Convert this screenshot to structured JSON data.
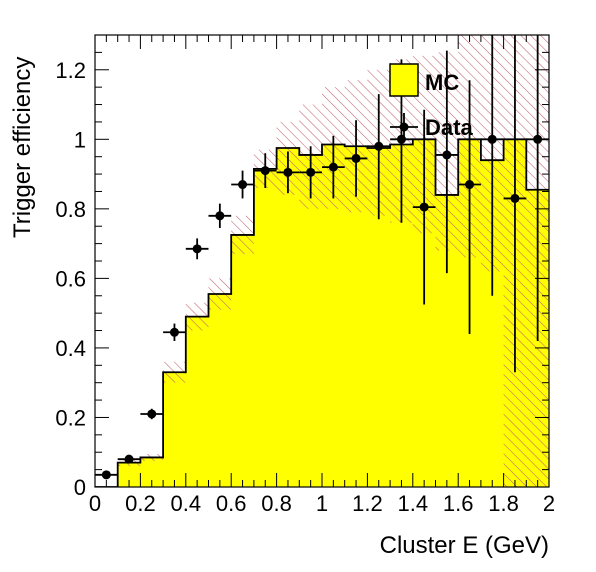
{
  "chart_data": {
    "type": "bar",
    "xlabel": "Cluster E (GeV)",
    "ylabel": "Trigger efficiency",
    "xlim": [
      0,
      2
    ],
    "ylim": [
      0,
      1.3
    ],
    "x_ticks": [
      0,
      0.2,
      0.4,
      0.6,
      0.8,
      1,
      1.2,
      1.4,
      1.6,
      1.8,
      2
    ],
    "x_tick_labels": [
      "0",
      "0.2",
      "0.4",
      "0.6",
      "0.8",
      "1",
      "1.2",
      "1.4",
      "1.6",
      "1.8",
      "2"
    ],
    "y_ticks": [
      0,
      0.2,
      0.4,
      0.6,
      0.8,
      1,
      1.2
    ],
    "y_tick_labels": [
      "0",
      "0.2",
      "0.4",
      "0.6",
      "0.8",
      "1",
      "1.2"
    ],
    "bin_edges": [
      0,
      0.1,
      0.2,
      0.3,
      0.4,
      0.5,
      0.6,
      0.7,
      0.8,
      0.9,
      1.0,
      1.1,
      1.2,
      1.3,
      1.4,
      1.5,
      1.6,
      1.7,
      1.8,
      1.9,
      2.0
    ],
    "legend_position": "top-right",
    "series": [
      {
        "name": "MC",
        "kind": "histogram",
        "fill_color": "#ffff00",
        "values": [
          0.0,
          0.07,
          0.085,
          0.33,
          0.49,
          0.555,
          0.725,
          0.915,
          0.975,
          0.955,
          0.985,
          0.98,
          0.975,
          0.985,
          1.0,
          0.84,
          1.0,
          0.94,
          1.0,
          0.855
        ],
        "uncertainty_band": {
          "fill": "hatched",
          "color": "#c06070",
          "lower": [
            0.0,
            0.06,
            0.075,
            0.3,
            0.45,
            0.51,
            0.67,
            0.86,
            0.84,
            0.8,
            0.8,
            0.79,
            0.78,
            0.76,
            0.73,
            0.68,
            0.66,
            0.62,
            0.0,
            0.0
          ],
          "upper": [
            0.0,
            0.08,
            0.095,
            0.36,
            0.53,
            0.6,
            0.78,
            0.97,
            1.05,
            1.1,
            1.15,
            1.17,
            1.2,
            1.23,
            1.24,
            1.25,
            1.3,
            1.3,
            1.3,
            1.3
          ]
        }
      },
      {
        "name": "Data",
        "kind": "points",
        "marker_color": "#000000",
        "x": [
          0.05,
          0.15,
          0.25,
          0.35,
          0.45,
          0.55,
          0.65,
          0.75,
          0.85,
          0.95,
          1.05,
          1.15,
          1.25,
          1.35,
          1.45,
          1.55,
          1.65,
          1.75,
          1.85,
          1.95
        ],
        "y": [
          0.035,
          0.08,
          0.21,
          0.445,
          0.685,
          0.78,
          0.87,
          0.91,
          0.905,
          0.905,
          0.92,
          0.945,
          0.98,
          1.0,
          0.805,
          0.955,
          0.87,
          1.0,
          0.83,
          1.0
        ],
        "y_err_low": [
          0.005,
          0.01,
          0.015,
          0.025,
          0.03,
          0.035,
          0.04,
          0.05,
          0.06,
          0.075,
          0.09,
          0.11,
          0.21,
          0.24,
          0.28,
          0.34,
          0.43,
          0.45,
          0.5,
          0.58
        ],
        "y_err_high": [
          0.005,
          0.01,
          0.015,
          0.025,
          0.03,
          0.035,
          0.04,
          0.05,
          0.06,
          0.075,
          0.09,
          0.11,
          0.15,
          0.23,
          0.28,
          0.3,
          0.3,
          0.3,
          0.47,
          0.3
        ],
        "x_err": 0.05
      }
    ]
  }
}
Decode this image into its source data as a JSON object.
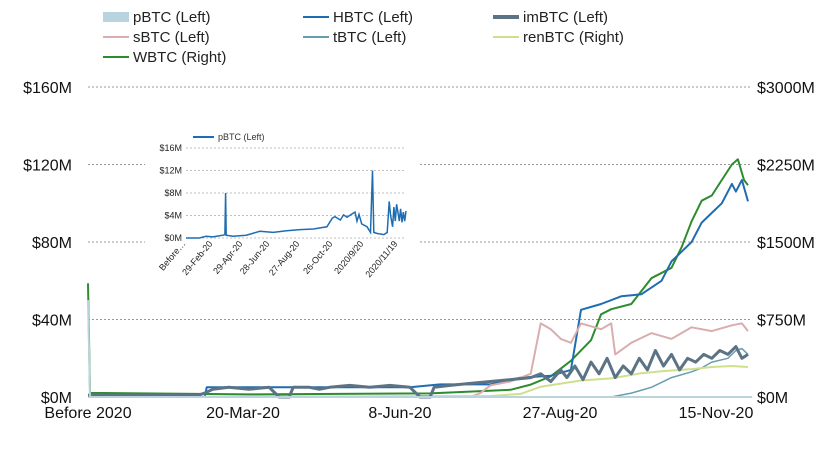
{
  "chart_data": [
    {
      "type": "line",
      "legend": [
        {
          "label": "pBTC (Left)",
          "color": "#b9d3df",
          "style": "band"
        },
        {
          "label": "HBTC (Left)",
          "color": "#1f6db1",
          "style": "line"
        },
        {
          "label": "imBTC (Left)",
          "color": "#5c7385",
          "style": "thick"
        },
        {
          "label": "sBTC (Left)",
          "color": "#d8aeae",
          "style": "line"
        },
        {
          "label": "tBTC (Left)",
          "color": "#6a9cb0",
          "style": "line"
        },
        {
          "label": "renBTC (Right)",
          "color": "#cfe08c",
          "style": "line"
        },
        {
          "label": "WBTC (Right)",
          "color": "#2e8b2e",
          "style": "line"
        }
      ],
      "x_ticks": [
        "Before 2020",
        "20-Mar-20",
        "8-Jun-20",
        "27-Aug-20",
        "15-Nov-20"
      ],
      "y_left_ticks": [
        "$0M",
        "$40M",
        "$80M",
        "$120M",
        "$160M"
      ],
      "y_right_ticks": [
        "$0M",
        "$750M",
        "$1500M",
        "$2250M",
        "$3000M"
      ],
      "ylim_left": [
        0,
        160
      ],
      "ylim_right": [
        0,
        3000
      ],
      "x_domain": [
        0,
        330
      ],
      "grid": true,
      "series": [
        {
          "name": "WBTC (Right)",
          "axis": "right",
          "color": "#2e8b2e",
          "width": 2,
          "points": [
            [
              0,
              1100
            ],
            [
              1,
              40
            ],
            [
              80,
              25
            ],
            [
              170,
              35
            ],
            [
              210,
              70
            ],
            [
              220,
              120
            ],
            [
              230,
              200
            ],
            [
              240,
              350
            ],
            [
              250,
              550
            ],
            [
              255,
              800
            ],
            [
              260,
              850
            ],
            [
              270,
              900
            ],
            [
              280,
              1150
            ],
            [
              290,
              1250
            ],
            [
              295,
              1450
            ],
            [
              300,
              1700
            ],
            [
              305,
              1900
            ],
            [
              310,
              1950
            ],
            [
              315,
              2100
            ],
            [
              320,
              2250
            ],
            [
              323,
              2300
            ],
            [
              326,
              2100
            ],
            [
              328,
              2050
            ]
          ]
        },
        {
          "name": "HBTC (Left)",
          "axis": "left",
          "color": "#1f6db1",
          "width": 2,
          "points": [
            [
              0,
              0
            ],
            [
              58,
              0
            ],
            [
              59,
              5
            ],
            [
              160,
              5
            ],
            [
              175,
              6.5
            ],
            [
              200,
              6.5
            ],
            [
              215,
              10
            ],
            [
              230,
              11
            ],
            [
              240,
              14
            ],
            [
              245,
              45
            ],
            [
              255,
              48
            ],
            [
              265,
              52
            ],
            [
              275,
              53
            ],
            [
              285,
              60
            ],
            [
              290,
              70
            ],
            [
              295,
              75
            ],
            [
              300,
              80
            ],
            [
              305,
              90
            ],
            [
              310,
              95
            ],
            [
              315,
              100
            ],
            [
              320,
              110
            ],
            [
              322,
              106
            ],
            [
              325,
              112
            ],
            [
              328,
              101
            ]
          ]
        },
        {
          "name": "sBTC (Left)",
          "axis": "left",
          "color": "#d8aeae",
          "width": 2,
          "points": [
            [
              0,
              0
            ],
            [
              190,
              0
            ],
            [
              195,
              2
            ],
            [
              200,
              6
            ],
            [
              210,
              8
            ],
            [
              220,
              12
            ],
            [
              225,
              38
            ],
            [
              230,
              35
            ],
            [
              235,
              30
            ],
            [
              240,
              28
            ],
            [
              245,
              38
            ],
            [
              255,
              35
            ],
            [
              260,
              38
            ],
            [
              262,
              22
            ],
            [
              270,
              28
            ],
            [
              280,
              33
            ],
            [
              290,
              30
            ],
            [
              300,
              36
            ],
            [
              310,
              34
            ],
            [
              320,
              37
            ],
            [
              325,
              38
            ],
            [
              328,
              34
            ]
          ]
        },
        {
          "name": "tBTC (Left)",
          "axis": "left",
          "color": "#6a9cb0",
          "width": 1.5,
          "points": [
            [
              260,
              0
            ],
            [
              270,
              2
            ],
            [
              280,
              5
            ],
            [
              290,
              10
            ],
            [
              300,
              13
            ],
            [
              305,
              15
            ],
            [
              310,
              18
            ],
            [
              318,
              20
            ],
            [
              322,
              24
            ],
            [
              325,
              25
            ],
            [
              328,
              22
            ]
          ]
        },
        {
          "name": "renBTC (Right)",
          "axis": "right",
          "color": "#cfe08c",
          "width": 2,
          "points": [
            [
              0,
              0
            ],
            [
              200,
              10
            ],
            [
              215,
              30
            ],
            [
              225,
              100
            ],
            [
              235,
              130
            ],
            [
              245,
              160
            ],
            [
              260,
              180
            ],
            [
              275,
              230
            ],
            [
              285,
              250
            ],
            [
              300,
              270
            ],
            [
              310,
              290
            ],
            [
              320,
              300
            ],
            [
              328,
              290
            ]
          ]
        },
        {
          "name": "imBTC (Left)",
          "axis": "left",
          "color": "#5c7385",
          "width": 3,
          "points": [
            [
              0,
              1
            ],
            [
              55,
              1
            ],
            [
              58,
              2
            ],
            [
              60,
              3
            ],
            [
              62,
              4
            ],
            [
              70,
              5
            ],
            [
              80,
              4
            ],
            [
              90,
              5
            ],
            [
              95,
              0
            ],
            [
              100,
              0
            ],
            [
              102,
              5
            ],
            [
              110,
              5
            ],
            [
              115,
              4
            ],
            [
              120,
              5
            ],
            [
              130,
              6
            ],
            [
              140,
              5
            ],
            [
              150,
              6
            ],
            [
              160,
              5
            ],
            [
              165,
              0
            ],
            [
              170,
              0
            ],
            [
              172,
              5
            ],
            [
              180,
              6
            ],
            [
              190,
              7
            ],
            [
              200,
              8
            ],
            [
              210,
              9
            ],
            [
              220,
              10
            ],
            [
              225,
              12
            ],
            [
              230,
              8
            ],
            [
              235,
              14
            ],
            [
              238,
              10
            ],
            [
              242,
              16
            ],
            [
              246,
              9
            ],
            [
              250,
              18
            ],
            [
              254,
              12
            ],
            [
              258,
              20
            ],
            [
              262,
              10
            ],
            [
              266,
              16
            ],
            [
              270,
              12
            ],
            [
              274,
              20
            ],
            [
              278,
              14
            ],
            [
              282,
              24
            ],
            [
              286,
              16
            ],
            [
              290,
              22
            ],
            [
              294,
              14
            ],
            [
              298,
              20
            ],
            [
              302,
              18
            ],
            [
              306,
              22
            ],
            [
              310,
              20
            ],
            [
              314,
              24
            ],
            [
              318,
              22
            ],
            [
              322,
              26
            ],
            [
              325,
              20
            ],
            [
              328,
              22
            ]
          ]
        },
        {
          "name": "pBTC (Left)",
          "axis": "left",
          "color": "#b9d3df",
          "width": 2,
          "points": [
            [
              0,
              50
            ],
            [
              1,
              0
            ],
            [
              330,
              0
            ]
          ]
        }
      ]
    },
    {
      "type": "line",
      "legend": [
        {
          "label": "pBTC (Left)",
          "color": "#1f6db1"
        }
      ],
      "x_ticks": [
        "Before…",
        "29-Feb-20",
        "29-Apr-20",
        "28-Jun-20",
        "27-Aug-20",
        "26-Oct-20",
        "2020/9/20",
        "2020/11/19"
      ],
      "y_ticks": [
        "$0M",
        "$4M",
        "$8M",
        "$12M",
        "$16M"
      ],
      "ylim": [
        0,
        16
      ],
      "x_domain": [
        0,
        328
      ],
      "grid": true,
      "series": [
        {
          "name": "pBTC (Left)",
          "color": "#1f6db1",
          "points": [
            [
              0,
              0
            ],
            [
              20,
              0
            ],
            [
              30,
              0.3
            ],
            [
              40,
              0.2
            ],
            [
              50,
              0.4
            ],
            [
              55,
              0.5
            ],
            [
              58,
              0.6
            ],
            [
              59,
              8
            ],
            [
              60,
              0.5
            ],
            [
              70,
              0.3
            ],
            [
              90,
              0.5
            ],
            [
              110,
              1.2
            ],
            [
              130,
              1
            ],
            [
              150,
              1.3
            ],
            [
              170,
              1.5
            ],
            [
              190,
              1.6
            ],
            [
              200,
              1.8
            ],
            [
              210,
              2
            ],
            [
              218,
              3.5
            ],
            [
              222,
              3.8
            ],
            [
              230,
              3.2
            ],
            [
              235,
              4.1
            ],
            [
              240,
              3.7
            ],
            [
              248,
              4.3
            ],
            [
              252,
              4.6
            ],
            [
              255,
              3
            ],
            [
              258,
              4.2
            ],
            [
              262,
              2.5
            ],
            [
              270,
              2
            ],
            [
              275,
              1
            ],
            [
              278,
              12
            ],
            [
              280,
              1
            ],
            [
              285,
              0.8
            ],
            [
              295,
              0.6
            ],
            [
              300,
              1
            ],
            [
              303,
              6.5
            ],
            [
              305,
              4
            ],
            [
              308,
              2
            ],
            [
              310,
              5.5
            ],
            [
              312,
              3
            ],
            [
              314,
              6
            ],
            [
              316,
              4.5
            ],
            [
              318,
              3
            ],
            [
              320,
              5.2
            ],
            [
              322,
              2.8
            ],
            [
              324,
              4.6
            ],
            [
              326,
              3
            ],
            [
              328,
              4.8
            ]
          ]
        }
      ]
    }
  ]
}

Goal of the exercise -> Among the entries above, identify all lines with "renBTC" and copy them.

Final answer ->
          "label": "renBTC (Right)",
          "name": "renBTC (Right)",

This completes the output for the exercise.